Exercise description: Look for the string "ylabel" in the lines and copy each line that has it.

(Items from a dataset)
━━━━

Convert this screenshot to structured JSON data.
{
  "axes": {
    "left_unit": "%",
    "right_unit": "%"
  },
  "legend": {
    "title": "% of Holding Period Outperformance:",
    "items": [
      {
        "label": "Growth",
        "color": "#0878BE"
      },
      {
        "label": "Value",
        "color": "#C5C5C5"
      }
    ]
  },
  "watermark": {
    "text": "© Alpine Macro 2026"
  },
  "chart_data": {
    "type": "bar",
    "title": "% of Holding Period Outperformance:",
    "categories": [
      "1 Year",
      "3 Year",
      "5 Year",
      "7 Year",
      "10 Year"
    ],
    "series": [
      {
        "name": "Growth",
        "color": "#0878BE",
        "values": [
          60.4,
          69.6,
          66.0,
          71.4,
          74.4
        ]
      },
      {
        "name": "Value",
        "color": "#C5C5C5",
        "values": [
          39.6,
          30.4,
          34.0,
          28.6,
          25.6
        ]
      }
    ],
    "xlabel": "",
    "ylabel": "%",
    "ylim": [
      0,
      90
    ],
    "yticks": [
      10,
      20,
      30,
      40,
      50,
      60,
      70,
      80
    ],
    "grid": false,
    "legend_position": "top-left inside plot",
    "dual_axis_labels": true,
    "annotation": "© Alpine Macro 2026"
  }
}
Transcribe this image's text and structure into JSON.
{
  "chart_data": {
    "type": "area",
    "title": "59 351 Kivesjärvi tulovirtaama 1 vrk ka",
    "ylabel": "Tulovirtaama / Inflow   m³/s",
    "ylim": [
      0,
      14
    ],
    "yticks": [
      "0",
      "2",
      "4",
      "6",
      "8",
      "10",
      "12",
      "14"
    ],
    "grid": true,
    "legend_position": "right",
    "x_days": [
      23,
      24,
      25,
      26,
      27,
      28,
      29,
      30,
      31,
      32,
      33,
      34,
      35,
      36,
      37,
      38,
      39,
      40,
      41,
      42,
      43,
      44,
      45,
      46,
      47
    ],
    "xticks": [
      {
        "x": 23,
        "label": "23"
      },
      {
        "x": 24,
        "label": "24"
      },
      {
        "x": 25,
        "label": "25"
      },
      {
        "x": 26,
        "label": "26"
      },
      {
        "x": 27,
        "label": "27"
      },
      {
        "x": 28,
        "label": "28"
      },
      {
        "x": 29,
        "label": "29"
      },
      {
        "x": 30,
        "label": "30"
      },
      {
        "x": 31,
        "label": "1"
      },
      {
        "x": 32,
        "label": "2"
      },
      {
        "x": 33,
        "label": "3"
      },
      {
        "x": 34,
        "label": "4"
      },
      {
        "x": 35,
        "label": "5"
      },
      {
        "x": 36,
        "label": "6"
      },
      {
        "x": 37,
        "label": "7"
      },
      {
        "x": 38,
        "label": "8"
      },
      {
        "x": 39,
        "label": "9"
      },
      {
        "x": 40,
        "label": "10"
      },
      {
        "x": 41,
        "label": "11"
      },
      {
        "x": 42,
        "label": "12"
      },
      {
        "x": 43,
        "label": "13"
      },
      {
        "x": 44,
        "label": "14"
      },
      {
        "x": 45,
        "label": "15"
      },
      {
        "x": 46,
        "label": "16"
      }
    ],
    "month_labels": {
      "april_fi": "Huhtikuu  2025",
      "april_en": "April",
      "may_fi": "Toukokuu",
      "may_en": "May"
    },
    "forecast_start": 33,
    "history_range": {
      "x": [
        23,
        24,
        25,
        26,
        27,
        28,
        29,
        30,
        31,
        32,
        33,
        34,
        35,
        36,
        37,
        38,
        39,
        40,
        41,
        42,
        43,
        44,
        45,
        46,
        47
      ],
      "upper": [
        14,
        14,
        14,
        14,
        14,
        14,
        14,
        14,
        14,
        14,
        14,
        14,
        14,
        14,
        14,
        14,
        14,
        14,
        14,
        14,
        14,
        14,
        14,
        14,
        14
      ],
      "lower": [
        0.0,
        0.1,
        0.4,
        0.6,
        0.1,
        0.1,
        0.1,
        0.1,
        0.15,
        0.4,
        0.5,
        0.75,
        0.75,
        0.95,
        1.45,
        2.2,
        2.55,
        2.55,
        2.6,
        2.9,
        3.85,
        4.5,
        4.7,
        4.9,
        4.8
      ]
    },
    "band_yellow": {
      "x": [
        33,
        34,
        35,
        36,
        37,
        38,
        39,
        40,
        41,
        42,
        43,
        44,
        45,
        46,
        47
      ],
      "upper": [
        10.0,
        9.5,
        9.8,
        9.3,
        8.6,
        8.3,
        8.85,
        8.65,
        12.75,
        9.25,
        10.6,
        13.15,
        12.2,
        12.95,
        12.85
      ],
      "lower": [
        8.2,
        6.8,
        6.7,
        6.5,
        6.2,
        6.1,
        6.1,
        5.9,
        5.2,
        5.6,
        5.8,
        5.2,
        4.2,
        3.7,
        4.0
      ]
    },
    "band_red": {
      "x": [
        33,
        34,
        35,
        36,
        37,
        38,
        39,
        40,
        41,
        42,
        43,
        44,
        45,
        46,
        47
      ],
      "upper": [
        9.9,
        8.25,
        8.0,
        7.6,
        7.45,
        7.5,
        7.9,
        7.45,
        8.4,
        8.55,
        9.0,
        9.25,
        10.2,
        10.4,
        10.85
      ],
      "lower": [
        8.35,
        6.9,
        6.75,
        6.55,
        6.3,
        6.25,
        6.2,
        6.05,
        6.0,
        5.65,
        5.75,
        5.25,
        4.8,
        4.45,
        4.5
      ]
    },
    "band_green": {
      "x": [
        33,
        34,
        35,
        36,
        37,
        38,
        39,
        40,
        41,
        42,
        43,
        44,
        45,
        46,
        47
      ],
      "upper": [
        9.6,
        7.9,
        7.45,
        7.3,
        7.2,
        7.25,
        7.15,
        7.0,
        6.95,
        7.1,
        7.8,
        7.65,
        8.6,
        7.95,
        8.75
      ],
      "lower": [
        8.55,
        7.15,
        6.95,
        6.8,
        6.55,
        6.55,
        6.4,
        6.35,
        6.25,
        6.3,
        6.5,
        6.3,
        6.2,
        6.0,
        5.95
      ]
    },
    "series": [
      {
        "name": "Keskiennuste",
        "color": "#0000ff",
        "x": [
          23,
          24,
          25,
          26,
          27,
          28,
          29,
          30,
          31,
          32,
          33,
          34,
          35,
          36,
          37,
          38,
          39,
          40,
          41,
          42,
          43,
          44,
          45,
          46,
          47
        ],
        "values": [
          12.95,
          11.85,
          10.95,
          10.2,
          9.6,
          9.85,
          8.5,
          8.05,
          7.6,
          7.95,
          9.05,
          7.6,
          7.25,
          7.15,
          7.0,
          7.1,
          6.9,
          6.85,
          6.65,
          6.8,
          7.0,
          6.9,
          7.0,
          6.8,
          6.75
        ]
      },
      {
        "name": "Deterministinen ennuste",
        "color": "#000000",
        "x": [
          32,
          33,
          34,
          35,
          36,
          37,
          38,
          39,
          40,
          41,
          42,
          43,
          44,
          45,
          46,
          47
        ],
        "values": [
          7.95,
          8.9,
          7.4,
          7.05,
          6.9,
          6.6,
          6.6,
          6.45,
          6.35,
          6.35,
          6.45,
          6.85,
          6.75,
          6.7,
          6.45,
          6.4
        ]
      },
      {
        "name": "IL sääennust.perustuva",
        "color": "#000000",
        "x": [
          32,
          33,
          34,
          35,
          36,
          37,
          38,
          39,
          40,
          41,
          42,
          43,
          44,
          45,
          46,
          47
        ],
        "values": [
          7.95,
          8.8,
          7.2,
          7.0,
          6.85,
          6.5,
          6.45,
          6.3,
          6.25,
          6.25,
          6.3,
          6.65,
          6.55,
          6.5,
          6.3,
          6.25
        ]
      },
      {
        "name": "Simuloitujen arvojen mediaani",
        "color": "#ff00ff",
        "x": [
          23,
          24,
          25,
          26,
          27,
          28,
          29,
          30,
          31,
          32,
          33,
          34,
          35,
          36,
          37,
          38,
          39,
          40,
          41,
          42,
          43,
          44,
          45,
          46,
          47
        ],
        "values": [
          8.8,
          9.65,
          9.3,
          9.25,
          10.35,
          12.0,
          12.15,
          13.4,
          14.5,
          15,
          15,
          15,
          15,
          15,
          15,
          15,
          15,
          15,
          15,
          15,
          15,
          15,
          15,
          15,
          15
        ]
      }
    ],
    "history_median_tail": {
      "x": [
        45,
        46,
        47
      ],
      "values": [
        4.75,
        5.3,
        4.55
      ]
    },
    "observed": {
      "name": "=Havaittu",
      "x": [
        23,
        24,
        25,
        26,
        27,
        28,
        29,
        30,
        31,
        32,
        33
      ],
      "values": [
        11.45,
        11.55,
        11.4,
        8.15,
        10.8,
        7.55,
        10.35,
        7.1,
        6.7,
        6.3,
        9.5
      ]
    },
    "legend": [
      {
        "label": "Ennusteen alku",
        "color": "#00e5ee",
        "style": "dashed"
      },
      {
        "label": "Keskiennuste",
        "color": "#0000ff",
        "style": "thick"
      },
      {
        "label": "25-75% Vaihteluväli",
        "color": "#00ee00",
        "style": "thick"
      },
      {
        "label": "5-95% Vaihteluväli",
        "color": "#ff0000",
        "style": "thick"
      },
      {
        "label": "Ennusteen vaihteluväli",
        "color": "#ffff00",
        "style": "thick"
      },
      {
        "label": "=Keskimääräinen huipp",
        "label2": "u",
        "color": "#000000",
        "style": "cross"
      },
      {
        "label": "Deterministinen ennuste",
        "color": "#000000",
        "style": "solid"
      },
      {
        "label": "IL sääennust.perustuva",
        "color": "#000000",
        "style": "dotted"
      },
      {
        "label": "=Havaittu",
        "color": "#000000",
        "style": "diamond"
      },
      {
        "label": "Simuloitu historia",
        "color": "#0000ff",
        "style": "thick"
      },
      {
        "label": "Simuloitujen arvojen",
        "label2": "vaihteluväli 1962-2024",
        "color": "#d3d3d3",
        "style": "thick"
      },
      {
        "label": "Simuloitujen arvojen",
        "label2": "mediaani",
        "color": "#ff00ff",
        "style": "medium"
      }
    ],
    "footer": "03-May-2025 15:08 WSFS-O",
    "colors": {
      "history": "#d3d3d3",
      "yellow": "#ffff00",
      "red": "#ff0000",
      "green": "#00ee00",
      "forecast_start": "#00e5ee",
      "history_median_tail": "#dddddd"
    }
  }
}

━━━━

Final result:
    "ylabel": "%",
    "ylabel": "Tulovirtaama / Inflow   m³/s",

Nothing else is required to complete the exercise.